Re: 答复: Re: 转发: file operation is interruptedwhenusing ctdb+nfs

Fri Jan 5 17:27:52 UTC 2018

On Fri, Jan 5, 2018 at 7:26 PM,  <zhu.shangzhong at zte.com.cn> wrote:
> Thanks ronnie and martin.
>
>> >When do you see the "stale file handle" message? Immediately when
>> >the NFS Ganesha server is killed or after the failover?
> The "stale file handle" message will be output after the failover.
>
>> > * Are you able to repeat the test against a single NFS Ganesha server
>> > on a single node?
> No, the client operation will be hung, and the operation will continue after the NFS Ganesha process was started.
>
> [root at ceph ~]# onnode all stat -c '%d:%i' /tmp/test/nfs-test-1.iso
>>> NODE: 192.168.1.10 <<
> 39:1099511633885
>
>>> NODE: 192.168.1.11 <<
> 40:1099511633885
>
>>> NODE: 192.168.1.12 <<
> 40:1099511633885

This is likely a problem. The filehandle is usually composed of
#device/#inode (and a few other things) so if the #device
differs between the nodes, then the filehandle will differ as well.
Node 0 has a different #device than the other nodes so I bet that
failover to/from node 0 will always end up with stale filehandle.
(while failover between node 1 and node 2 might work.)

I have created a small tool in libnfs that can be used to print the
filehandle for a file :
https://github.com/sahlberg/libnfs

It is an example utility so use "./configure --enable-examples" to build it.

Then run it like this:
./examples/nfs-fh nfs://127.0.0.1/data/sahlberg/rbtree

It will print the NFS filehandle for the specified nfs object.
This filehandle must be identical on all nodes in order for failover
to work between the nodes.

Martin, the nfs-fh tool might be useful to add to ctdb.

- [Dataset excerpt]:
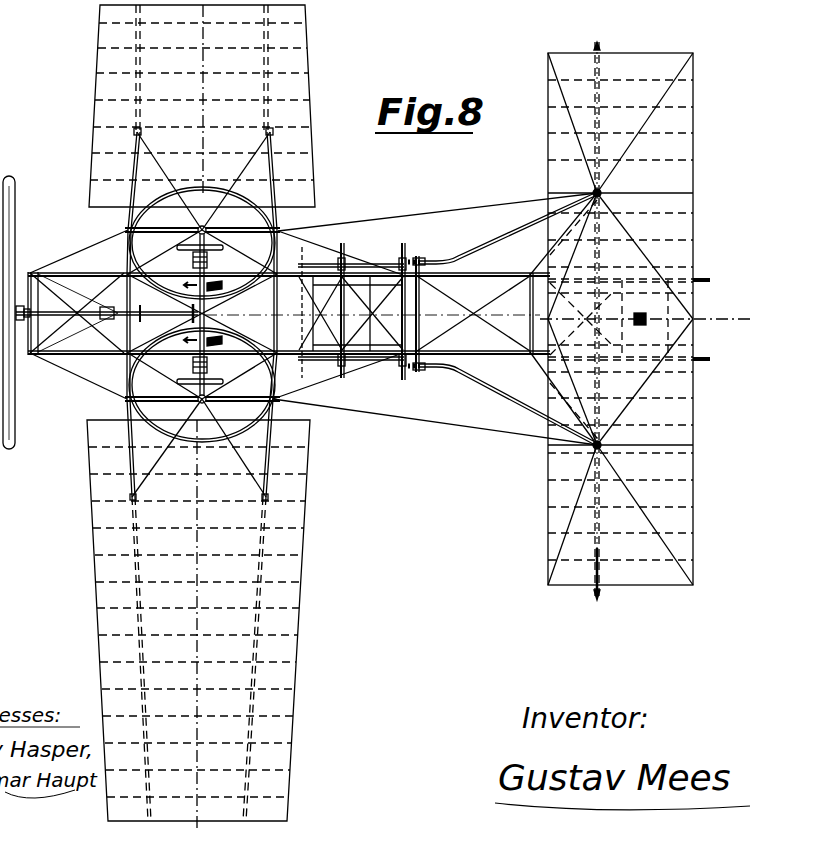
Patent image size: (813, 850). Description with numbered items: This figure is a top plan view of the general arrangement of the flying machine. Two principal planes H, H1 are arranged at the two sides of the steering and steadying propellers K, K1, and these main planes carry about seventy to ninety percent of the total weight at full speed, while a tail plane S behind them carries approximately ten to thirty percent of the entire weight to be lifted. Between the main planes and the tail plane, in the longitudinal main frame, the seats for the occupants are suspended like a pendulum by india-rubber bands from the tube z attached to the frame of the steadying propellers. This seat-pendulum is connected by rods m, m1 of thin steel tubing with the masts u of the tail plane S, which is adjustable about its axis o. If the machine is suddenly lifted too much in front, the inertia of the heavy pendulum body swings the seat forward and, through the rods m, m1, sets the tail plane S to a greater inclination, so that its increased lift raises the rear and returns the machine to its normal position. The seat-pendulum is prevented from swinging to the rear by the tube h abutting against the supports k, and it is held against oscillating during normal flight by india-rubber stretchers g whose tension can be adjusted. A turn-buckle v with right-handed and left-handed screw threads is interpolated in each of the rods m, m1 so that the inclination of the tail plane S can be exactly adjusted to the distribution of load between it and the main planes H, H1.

- [Stated goal]:
Continue the mailing-list reply about stale NFS file handles after CTDB failover, picking up after its final sentence rather than anything in the data.

- [Output below]:
onnode all nfs-fh nfs://127.0.0.1/<path-to-object-in-cluster-fs>
or something like it could be used to just verify that all nodes are
configured properly for NFS.

Maybe even a event script check that all is ok ?

>
> ------------------原始邮件------------------
> 发件人： <samba-technical at lists.samba.org>;
> 收件人： <ronniesahlberg at gmail.com>;
> 抄送人：朱尚忠10137461; <samba-technical at lists.samba.org>;
> 日 期 ：2018年01月05日 10:17
> 主 题 ：Re: 转发: file operation is interruptedwhenusing ctdb+nfs
> On Fri, 5 Jan 2018 08:28:52 +1000, ronnie sahlberg
> <ronniesahlberg at gmail.com> wrote:
>
>> On Fri, Jan 5, 2018 at 8:00 AM, Martin Schwenke via samba-technical
>> <samba-technical at lists.samba.org> wrote:
>> > On Thu, 4 Jan 2018 18:32:26 +0800 (CST), <zhu.shangzhong at zte.com.cn>
>> > wrote:
>
>> >> There are 3 CTDB nodes and 3 nfs-ganesha servers.
>> >
>> >> Their IP address is:           192.168.1.10,  192.168.1.11,  192.1.12.
>> >
>> >> The CTDB public IP address is: 192.168.1.30,  192.168.1.31,  192.168.1.32.
>> >
>> >> The client IP is 192.168.1.20. The NFS export directory is mounted
>> >> to the client with public IP 192.168.1.30.
>> >
>> >> I checked the CTDB logs, the public IP 192.168.1.30 was moved to
>> >> another node(IP: 192.168.1.32)
>> >
>> >> when the nfs-server(IP: 192.168.1.10) process was killed.
>> >
>> > OK, that seems good.  :-)
>> >
>> > * When do you see the "stale file handle" message?  Immediately when
>> >   the NFS Ganesha server is killed or after the failover?
>> >
>> >   If it happens immediately when the server is killed then CTDB is not
>> >   involved and you need to understand what is happening at the NFS
>> >   level.
>> >
>> > * Are you able to repeat the test against a single NFS Ganesha server
>> >   on a single node?
>> >
>> >   This would involve killing the server, seeing what happens to the cp
>> >   command on the client, checking if the file still exists in the
>> >   server filesystem, and then restarting the server.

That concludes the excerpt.